··· Raw records ···
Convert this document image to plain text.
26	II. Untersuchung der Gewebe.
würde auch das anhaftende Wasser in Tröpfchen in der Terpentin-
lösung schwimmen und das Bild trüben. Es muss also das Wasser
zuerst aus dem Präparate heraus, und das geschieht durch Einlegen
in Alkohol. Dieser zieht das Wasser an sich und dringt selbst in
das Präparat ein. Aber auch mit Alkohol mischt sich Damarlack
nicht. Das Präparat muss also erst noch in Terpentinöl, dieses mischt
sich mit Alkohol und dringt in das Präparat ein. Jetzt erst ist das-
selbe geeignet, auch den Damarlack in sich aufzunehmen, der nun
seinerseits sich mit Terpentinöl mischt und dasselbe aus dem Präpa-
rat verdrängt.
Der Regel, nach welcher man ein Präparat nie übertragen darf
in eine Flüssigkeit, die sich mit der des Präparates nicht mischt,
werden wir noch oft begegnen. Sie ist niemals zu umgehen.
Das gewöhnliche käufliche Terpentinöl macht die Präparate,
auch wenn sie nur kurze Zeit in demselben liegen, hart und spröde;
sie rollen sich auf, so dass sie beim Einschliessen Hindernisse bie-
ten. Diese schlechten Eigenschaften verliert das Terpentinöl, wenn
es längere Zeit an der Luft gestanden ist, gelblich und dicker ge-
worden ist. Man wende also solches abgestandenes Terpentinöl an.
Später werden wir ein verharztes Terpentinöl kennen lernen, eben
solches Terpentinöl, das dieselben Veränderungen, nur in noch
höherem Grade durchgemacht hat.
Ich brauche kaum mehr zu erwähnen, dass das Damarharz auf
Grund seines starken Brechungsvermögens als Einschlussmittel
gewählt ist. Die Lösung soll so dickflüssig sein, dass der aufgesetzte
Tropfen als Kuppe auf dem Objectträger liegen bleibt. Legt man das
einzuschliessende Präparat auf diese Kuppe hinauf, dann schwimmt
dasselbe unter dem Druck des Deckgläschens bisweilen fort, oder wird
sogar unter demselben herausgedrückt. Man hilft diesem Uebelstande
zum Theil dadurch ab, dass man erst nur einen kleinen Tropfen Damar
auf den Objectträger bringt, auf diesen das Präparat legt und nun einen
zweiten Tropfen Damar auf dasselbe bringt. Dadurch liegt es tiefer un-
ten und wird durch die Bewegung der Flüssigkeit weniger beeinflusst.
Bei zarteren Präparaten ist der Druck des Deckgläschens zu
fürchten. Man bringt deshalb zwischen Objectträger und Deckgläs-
···
### Goal of the exercise:
Can you reproduce all the material exactly?

### Output below:
Convert this document image to plain text.
26	II. Untersuchung der Gewebe.
würde auch das anhaftende Wasser in Tröpfchen in der Terpentin-
lösung schwimmen und das Bild trüben. Es muss also das Wasser
zuerst aus dem Präparate heraus, und das geschieht durch Einlegen
in Alkohol. Dieser zieht das Wasser an sich und dringt selbst in
das Präparat ein. Aber auch mit Alkohol mischt sich Damarlack
nicht. Das Präparat muss also erst noch in Terpentinöl, dieses mischt
sich mit Alkohol und dringt in das Präparat ein. Jetzt erst ist das-
selbe geeignet, auch den Damarlack in sich aufzunehmen, der nun
seinerseits sich mit Terpentinöl mischt und dasselbe aus dem Präpa-
rat verdrängt.
Der Regel, nach welcher man ein Präparat nie übertragen darf
in eine Flüssigkeit, die sich mit der des Präparates nicht mischt,
werden wir noch oft begegnen. Sie ist niemals zu umgehen.
Das gewöhnliche käufliche Terpentinöl macht die Präparate,
auch wenn sie nur kurze Zeit in demselben liegen, hart und spröde;
sie rollen sich auf, so dass sie beim Einschliessen Hindernisse bie-
ten. Diese schlechten Eigenschaften verliert das Terpentinöl, wenn
es längere Zeit an der Luft gestanden ist, gelblich und dicker ge-
worden ist. Man wende also solches abgestandenes Terpentinöl an.
Später werden wir ein verharztes Terpentinöl kennen lernen, eben
solches Terpentinöl, das dieselben Veränderungen, nur in noch
höherem Grade durchgemacht hat.
Ich brauche kaum mehr zu erwähnen, dass das Damarharz auf
Grund seines starken Brechungsvermögens als Einschlussmittel
gewählt ist. Die Lösung soll so dickflüssig sein, dass der aufgesetzte
Tropfen als Kuppe auf dem Objectträger liegen bleibt. Legt man das
einzuschliessende Präparat auf diese Kuppe hinauf, dann schwimmt
dasselbe unter dem Druck des Deckgläschens bisweilen fort, oder wird
sogar unter demselben herausgedrückt. Man hilft diesem Uebelstande
zum Theil dadurch ab, dass man erst nur einen kleinen Tropfen Damar
auf den Objectträger bringt, auf diesen das Präparat legt und nun einen
zweiten Tropfen Damar auf dasselbe bringt. Dadurch liegt es tiefer un-
ten und wird durch die Bewegung der Flüssigkeit weniger beeinflusst.
Bei zarteren Präparaten ist der Druck des Deckgläschens zu
fürchten. Man bringt deshalb zwischen Objectträger und Deckgläs-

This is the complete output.